Data records:
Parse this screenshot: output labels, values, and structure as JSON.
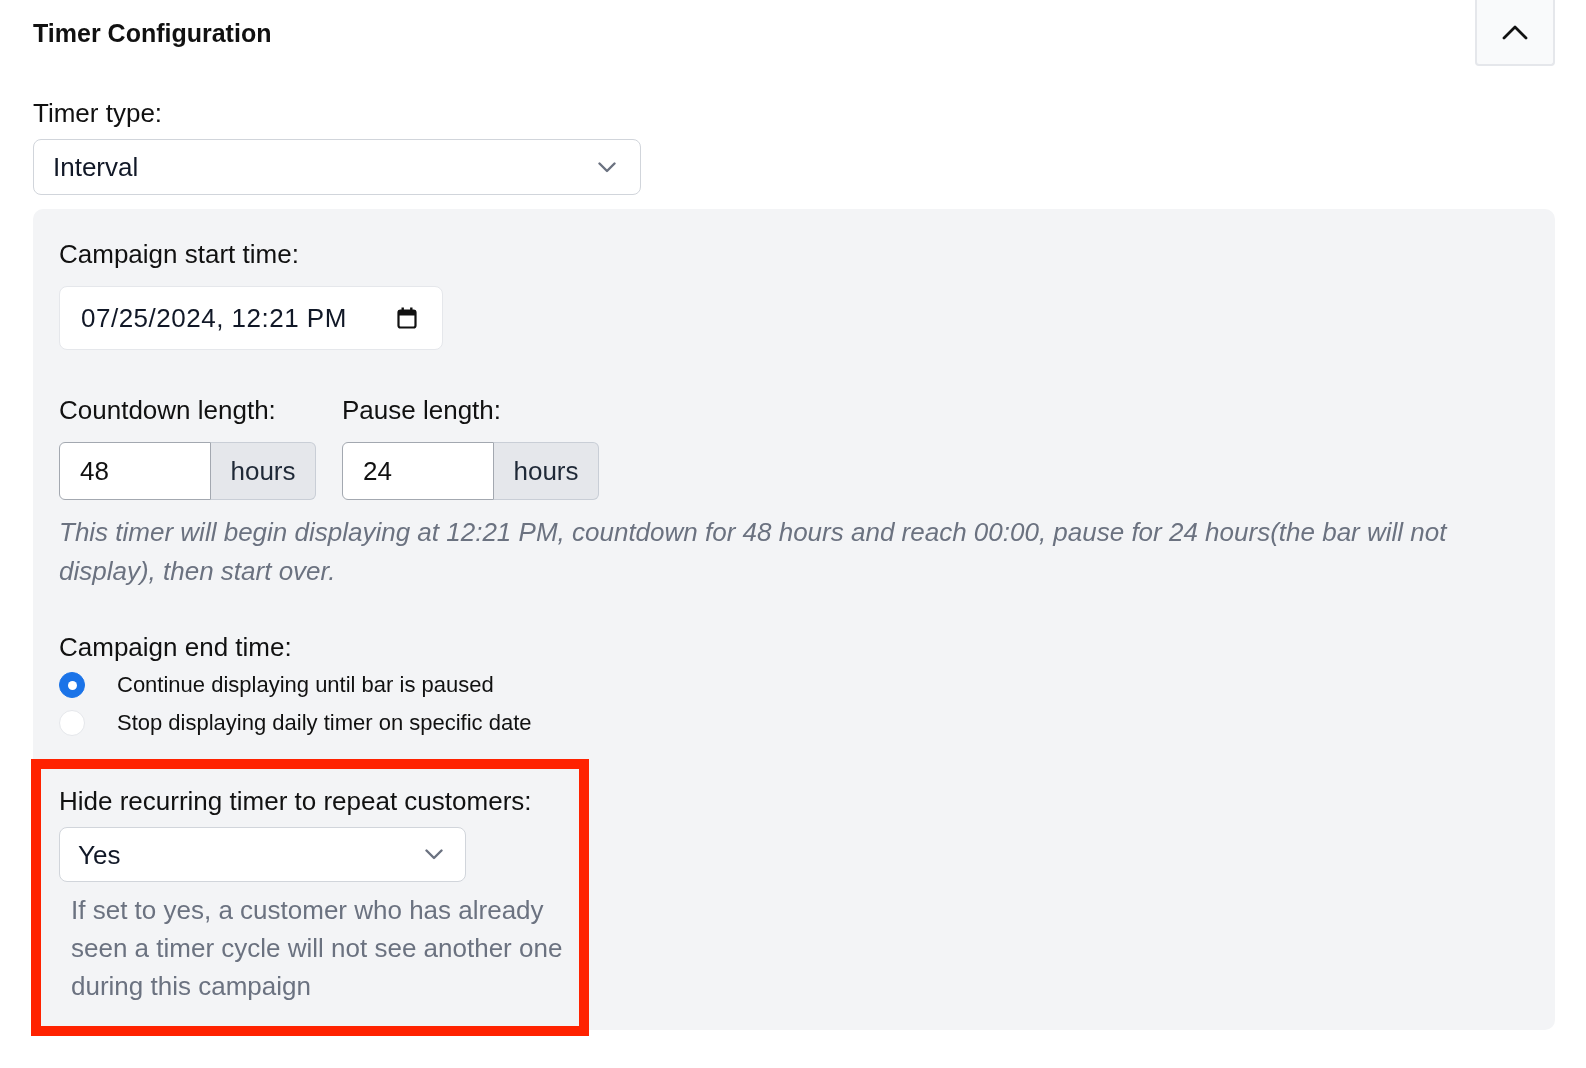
{
  "header": {
    "title": "Timer Configuration",
    "collapse_button": {
      "expanded": true
    }
  },
  "timer_type": {
    "label": "Timer type:",
    "value": "Interval"
  },
  "settings_panel": {
    "start_time": {
      "label": "Campaign start time:",
      "value": "07/25/2024, 12:21 PM"
    },
    "durations": [
      {
        "label": "Countdown length:",
        "value": "48",
        "unit": "hours"
      },
      {
        "label": "Pause length:",
        "value": "24",
        "unit": "hours"
      }
    ],
    "summary": "This timer will begin displaying at 12:21 PM, countdown for 48 hours and reach 00:00, pause for 24 hours(the bar will not display), then start over.",
    "end_time": {
      "label": "Campaign end time:",
      "options": [
        {
          "label": "Continue displaying until bar is paused",
          "selected": true
        },
        {
          "label": "Stop displaying daily timer on specific date",
          "selected": false
        }
      ]
    },
    "hide_repeat": {
      "highlighted": true,
      "label": "Hide recurring timer to repeat customers:",
      "value": "Yes",
      "help": "If set to yes, a customer who has already seen a timer cycle will not see another one during this campaign"
    }
  }
}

PROBLEM DESCRIPTION:
Your answer should be a single number: the count of lines in the material above that contain "length".

OUTPUT OF THE EXERCISE:
2